Saved data entries:
= = = = =

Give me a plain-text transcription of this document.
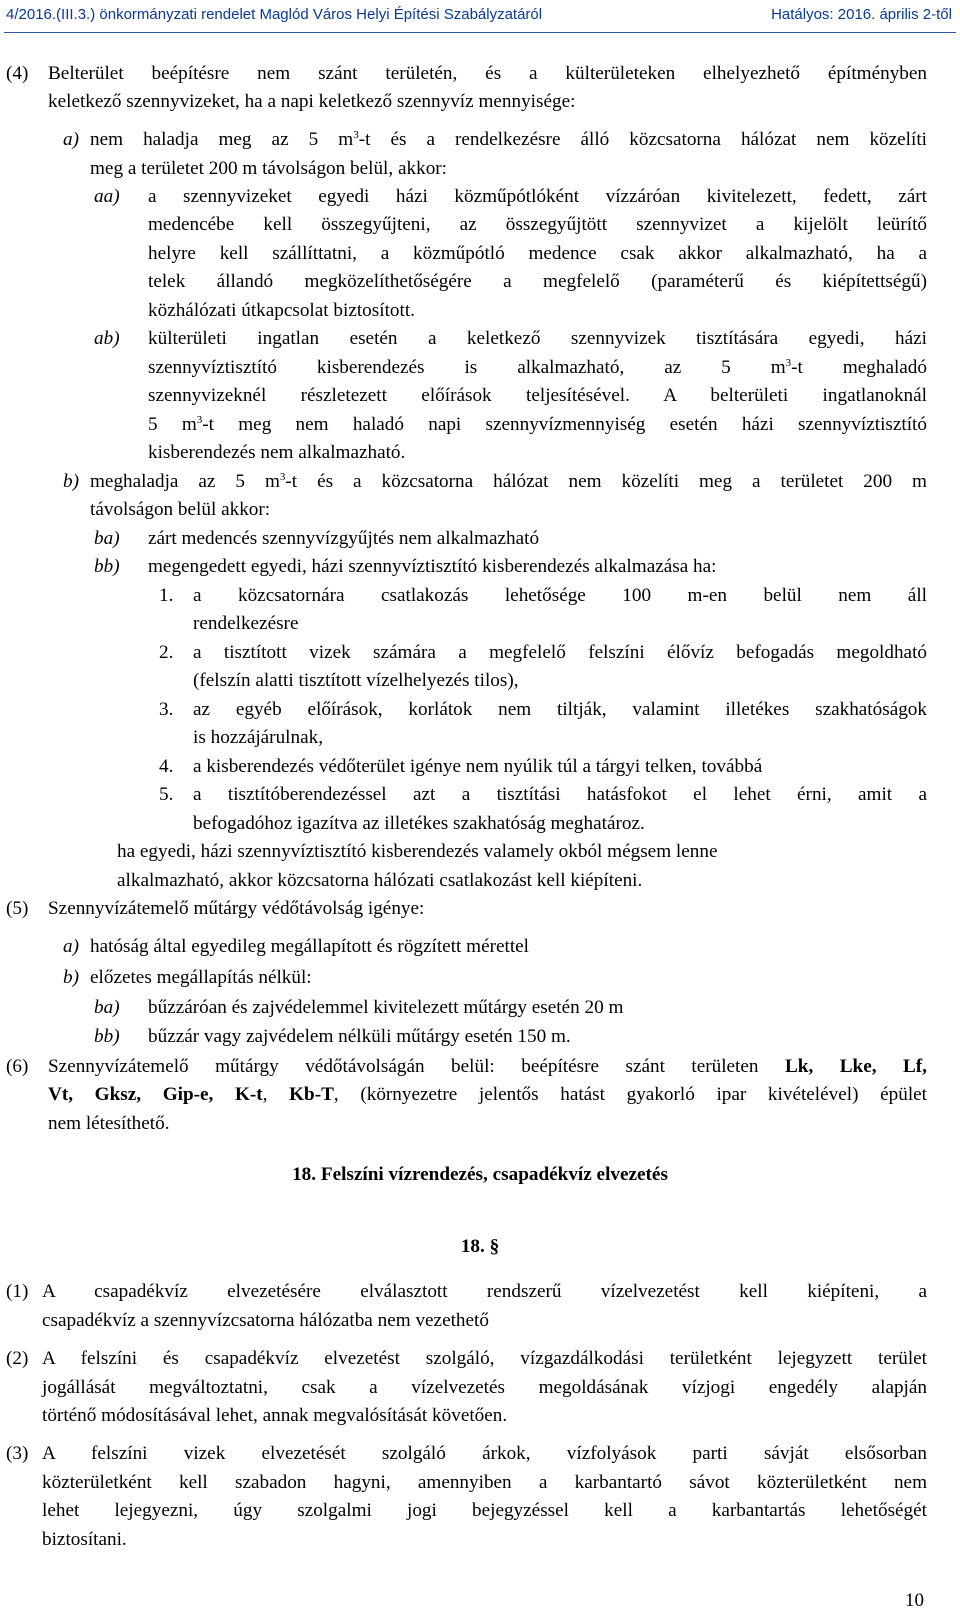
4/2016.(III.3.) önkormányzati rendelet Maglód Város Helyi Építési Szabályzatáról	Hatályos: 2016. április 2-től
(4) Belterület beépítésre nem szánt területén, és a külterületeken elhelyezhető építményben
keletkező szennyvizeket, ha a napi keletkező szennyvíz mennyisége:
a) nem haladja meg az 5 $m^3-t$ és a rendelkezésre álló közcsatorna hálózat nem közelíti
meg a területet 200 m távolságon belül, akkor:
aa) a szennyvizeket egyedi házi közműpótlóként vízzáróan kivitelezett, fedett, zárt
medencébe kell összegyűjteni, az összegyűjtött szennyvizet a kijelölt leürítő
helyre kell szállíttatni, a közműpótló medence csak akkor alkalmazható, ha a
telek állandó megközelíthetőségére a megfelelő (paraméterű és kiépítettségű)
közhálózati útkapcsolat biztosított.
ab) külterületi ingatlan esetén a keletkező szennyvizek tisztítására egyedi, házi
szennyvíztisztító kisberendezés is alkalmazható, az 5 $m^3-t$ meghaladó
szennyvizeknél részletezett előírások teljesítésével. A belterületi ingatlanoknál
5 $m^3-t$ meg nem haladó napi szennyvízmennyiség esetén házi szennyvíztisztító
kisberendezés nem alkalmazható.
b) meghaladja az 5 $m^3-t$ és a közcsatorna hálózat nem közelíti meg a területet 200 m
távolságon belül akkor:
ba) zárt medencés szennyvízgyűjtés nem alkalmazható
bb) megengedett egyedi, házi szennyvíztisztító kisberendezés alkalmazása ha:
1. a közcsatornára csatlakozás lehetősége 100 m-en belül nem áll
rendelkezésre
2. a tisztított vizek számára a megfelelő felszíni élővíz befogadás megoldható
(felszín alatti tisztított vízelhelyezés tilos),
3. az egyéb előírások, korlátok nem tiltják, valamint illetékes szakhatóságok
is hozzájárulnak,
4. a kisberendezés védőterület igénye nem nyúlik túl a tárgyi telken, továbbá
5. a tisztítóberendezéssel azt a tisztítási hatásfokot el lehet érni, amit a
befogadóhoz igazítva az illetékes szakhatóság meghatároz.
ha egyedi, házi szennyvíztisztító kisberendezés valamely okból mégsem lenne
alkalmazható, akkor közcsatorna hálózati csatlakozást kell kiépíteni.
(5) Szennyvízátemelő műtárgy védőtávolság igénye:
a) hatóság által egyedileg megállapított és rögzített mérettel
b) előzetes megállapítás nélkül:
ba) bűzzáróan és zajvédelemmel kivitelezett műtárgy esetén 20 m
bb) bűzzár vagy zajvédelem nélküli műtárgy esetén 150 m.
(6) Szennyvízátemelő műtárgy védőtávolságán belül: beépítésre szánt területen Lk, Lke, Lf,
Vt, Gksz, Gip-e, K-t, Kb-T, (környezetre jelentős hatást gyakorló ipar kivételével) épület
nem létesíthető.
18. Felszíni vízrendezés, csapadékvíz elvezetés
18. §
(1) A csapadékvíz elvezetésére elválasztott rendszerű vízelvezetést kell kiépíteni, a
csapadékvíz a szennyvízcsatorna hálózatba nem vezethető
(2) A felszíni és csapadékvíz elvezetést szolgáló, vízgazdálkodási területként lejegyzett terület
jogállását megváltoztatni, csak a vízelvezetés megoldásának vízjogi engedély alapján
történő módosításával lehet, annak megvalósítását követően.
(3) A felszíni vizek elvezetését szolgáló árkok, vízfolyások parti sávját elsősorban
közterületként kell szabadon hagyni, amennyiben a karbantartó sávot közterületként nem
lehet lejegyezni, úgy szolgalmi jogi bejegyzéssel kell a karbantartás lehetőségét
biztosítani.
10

= = = = =

[EXERCISE BRIEF]: Leave out the pictures and copy every record above exactly.

[EXERCISE RESULT]:
Give me a plain-text transcription of this document.
4/2016.(III.3.) önkormányzati rendelet Maglód Város Helyi Építési Szabályzatáról	Hatályos: 2016. április 2-től
(4) Belterület beépítésre nem szánt területén, és a külterületeken elhelyezhető építményben
keletkező szennyvizeket, ha a napi keletkező szennyvíz mennyisége:
a) nem haladja meg az 5 $m^3-t$ és a rendelkezésre álló közcsatorna hálózat nem közelíti
meg a területet 200 m távolságon belül, akkor:
aa) a szennyvizeket egyedi házi közműpótlóként vízzáróan kivitelezett, fedett, zárt
medencébe kell összegyűjteni, az összegyűjtött szennyvizet a kijelölt leürítő
helyre kell szállíttatni, a közműpótló medence csak akkor alkalmazható, ha a
telek állandó megközelíthetőségére a megfelelő (paraméterű és kiépítettségű)
közhálózati útkapcsolat biztosított.
ab) külterületi ingatlan esetén a keletkező szennyvizek tisztítására egyedi, házi
szennyvíztisztító kisberendezés is alkalmazható, az 5 $m^3-t$ meghaladó
szennyvizeknél részletezett előírások teljesítésével. A belterületi ingatlanoknál
5 $m^3-t$ meg nem haladó napi szennyvízmennyiség esetén házi szennyvíztisztító
kisberendezés nem alkalmazható.
b) meghaladja az 5 $m^3-t$ és a közcsatorna hálózat nem közelíti meg a területet 200 m
távolságon belül akkor:
ba) zárt medencés szennyvízgyűjtés nem alkalmazható
bb) megengedett egyedi, házi szennyvíztisztító kisberendezés alkalmazása ha:
1. a közcsatornára csatlakozás lehetősége 100 m-en belül nem áll
rendelkezésre
2. a tisztított vizek számára a megfelelő felszíni élővíz befogadás megoldható
(felszín alatti tisztított vízelhelyezés tilos),
3. az egyéb előírások, korlátok nem tiltják, valamint illetékes szakhatóságok
is hozzájárulnak,
4. a kisberendezés védőterület igénye nem nyúlik túl a tárgyi telken, továbbá
5. a tisztítóberendezéssel azt a tisztítási hatásfokot el lehet érni, amit a
befogadóhoz igazítva az illetékes szakhatóság meghatároz.
ha egyedi, házi szennyvíztisztító kisberendezés valamely okból mégsem lenne
alkalmazható, akkor közcsatorna hálózati csatlakozást kell kiépíteni.
(5) Szennyvízátemelő műtárgy védőtávolság igénye:
a) hatóság által egyedileg megállapított és rögzített mérettel
b) előzetes megállapítás nélkül:
ba) bűzzáróan és zajvédelemmel kivitelezett műtárgy esetén 20 m
bb) bűzzár vagy zajvédelem nélküli műtárgy esetén 150 m.
(6) Szennyvízátemelő műtárgy védőtávolságán belül: beépítésre szánt területen Lk, Lke, Lf,
Vt, Gksz, Gip-e, K-t, Kb-T, (környezetre jelentős hatást gyakorló ipar kivételével) épület
nem létesíthető.
18. Felszíni vízrendezés, csapadékvíz elvezetés
18. §
(1) A csapadékvíz elvezetésére elválasztott rendszerű vízelvezetést kell kiépíteni, a
csapadékvíz a szennyvízcsatorna hálózatba nem vezethető
(2) A felszíni és csapadékvíz elvezetést szolgáló, vízgazdálkodási területként lejegyzett terület
jogállását megváltoztatni, csak a vízelvezetés megoldásának vízjogi engedély alapján
történő módosításával lehet, annak megvalósítását követően.
(3) A felszíni vizek elvezetését szolgáló árkok, vízfolyások parti sávját elsősorban
közterületként kell szabadon hagyni, amennyiben a karbantartó sávot közterületként nem
lehet lejegyezni, úgy szolgalmi jogi bejegyzéssel kell a karbantartás lehetőségét
biztosítani.
10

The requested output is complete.